### Exercise
Reproduce the lines below, replacing "divider" with "separator" wherever it occurs and leaving everything else unchanged. Leave the pictures out of your answer.

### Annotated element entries

⁂

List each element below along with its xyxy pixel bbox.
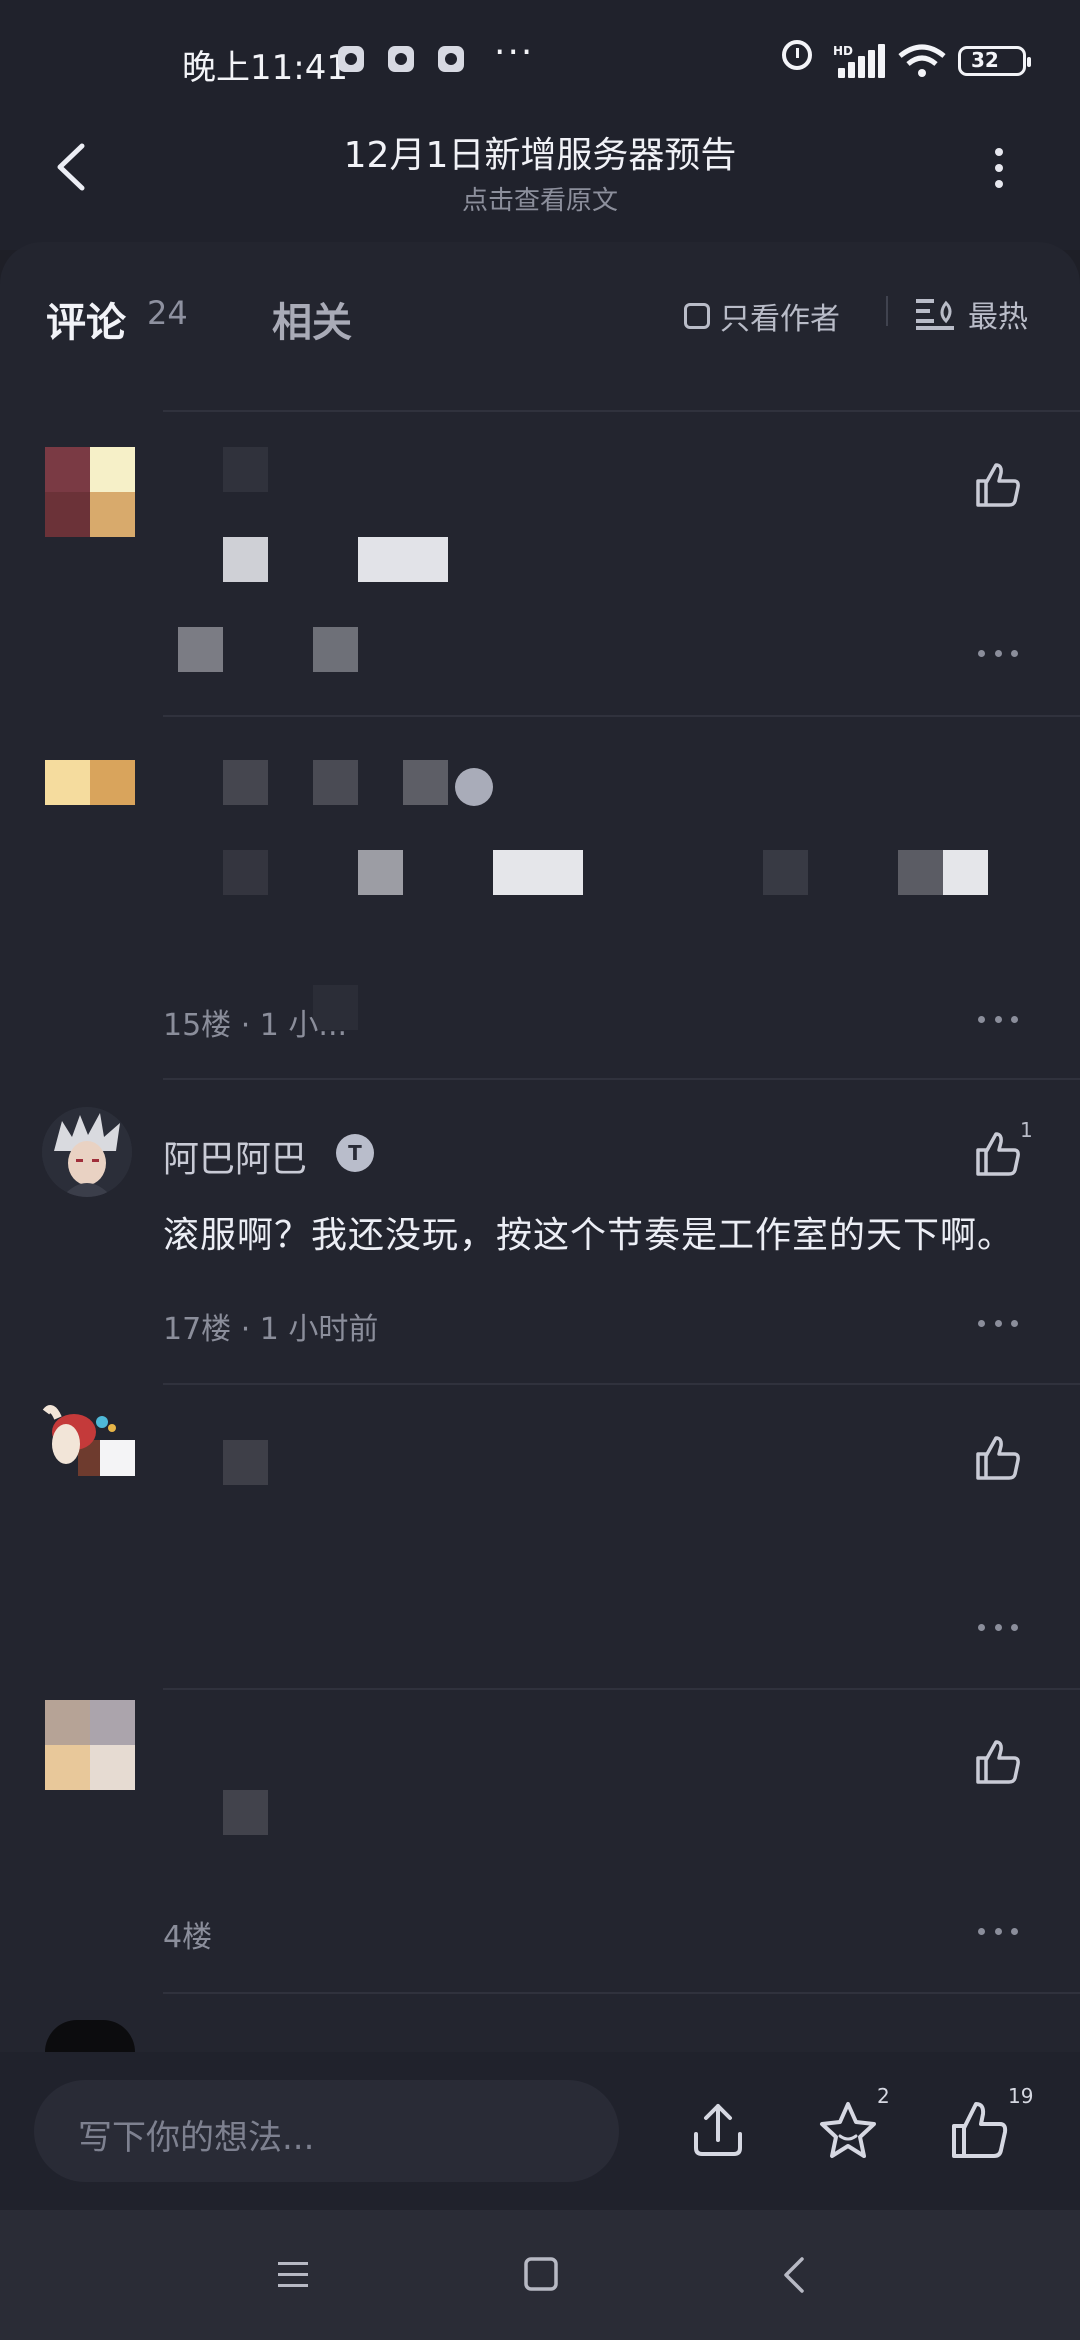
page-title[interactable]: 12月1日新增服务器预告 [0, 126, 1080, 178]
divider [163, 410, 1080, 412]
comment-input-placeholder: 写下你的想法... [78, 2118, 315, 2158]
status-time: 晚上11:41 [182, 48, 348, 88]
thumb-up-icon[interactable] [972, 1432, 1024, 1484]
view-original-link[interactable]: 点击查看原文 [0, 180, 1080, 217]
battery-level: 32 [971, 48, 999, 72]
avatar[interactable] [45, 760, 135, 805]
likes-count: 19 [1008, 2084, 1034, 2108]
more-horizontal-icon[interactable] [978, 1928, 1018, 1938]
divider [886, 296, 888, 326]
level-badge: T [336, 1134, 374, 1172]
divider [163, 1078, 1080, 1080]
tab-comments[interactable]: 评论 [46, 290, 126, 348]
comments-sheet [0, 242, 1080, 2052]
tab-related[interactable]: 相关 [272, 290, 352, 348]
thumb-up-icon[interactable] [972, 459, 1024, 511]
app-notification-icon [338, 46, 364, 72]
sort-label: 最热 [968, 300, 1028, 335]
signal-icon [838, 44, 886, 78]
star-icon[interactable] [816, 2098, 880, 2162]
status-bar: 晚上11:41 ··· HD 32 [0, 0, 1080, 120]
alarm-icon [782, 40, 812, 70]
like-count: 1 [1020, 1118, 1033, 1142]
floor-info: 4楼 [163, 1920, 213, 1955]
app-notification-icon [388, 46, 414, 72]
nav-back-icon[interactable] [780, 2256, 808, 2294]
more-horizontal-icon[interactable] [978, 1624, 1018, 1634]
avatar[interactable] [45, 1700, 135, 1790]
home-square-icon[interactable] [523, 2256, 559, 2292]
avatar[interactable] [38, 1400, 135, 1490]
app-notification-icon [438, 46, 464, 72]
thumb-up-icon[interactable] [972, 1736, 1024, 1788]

⁂

### Full answer
List each element below along with its xyxy pixel bbox.
page-title[interactable]: 12月1日新增服务器预告 [0, 126, 1080, 178]
separator [163, 410, 1080, 412]
comment-input-placeholder: 写下你的想法... [78, 2118, 315, 2158]
status-time: 晚上11:41 [182, 48, 348, 88]
thumb-up-icon[interactable] [972, 1432, 1024, 1484]
view-original-link[interactable]: 点击查看原文 [0, 180, 1080, 217]
battery-level: 32 [971, 48, 999, 72]
avatar[interactable] [45, 760, 135, 805]
likes-count: 19 [1008, 2084, 1034, 2108]
more-horizontal-icon[interactable] [978, 1928, 1018, 1938]
separator [886, 296, 888, 326]
level-badge: T [336, 1134, 374, 1172]
separator [163, 1078, 1080, 1080]
tab-comments[interactable]: 评论 [46, 290, 126, 348]
comments-sheet [0, 242, 1080, 2052]
tab-related[interactable]: 相关 [272, 290, 352, 348]
thumb-up-icon[interactable] [972, 459, 1024, 511]
app-notification-icon [338, 46, 364, 72]
sort-label: 最热 [968, 300, 1028, 335]
signal-icon [838, 44, 886, 78]
star-icon[interactable] [816, 2098, 880, 2162]
status-bar: 晚上11:41 ··· HD 32 [0, 0, 1080, 120]
alarm-icon [782, 40, 812, 70]
like-count: 1 [1020, 1118, 1033, 1142]
floor-info: 4楼 [163, 1920, 213, 1955]
app-notification-icon [388, 46, 414, 72]
nav-back-icon[interactable] [780, 2256, 808, 2294]
more-horizontal-icon[interactable] [978, 1624, 1018, 1634]
avatar[interactable] [45, 1700, 135, 1790]
home-square-icon[interactable] [523, 2256, 559, 2292]
avatar[interactable] [38, 1400, 135, 1490]
app-notification-icon [438, 46, 464, 72]
thumb-up-icon[interactable] [972, 1736, 1024, 1788]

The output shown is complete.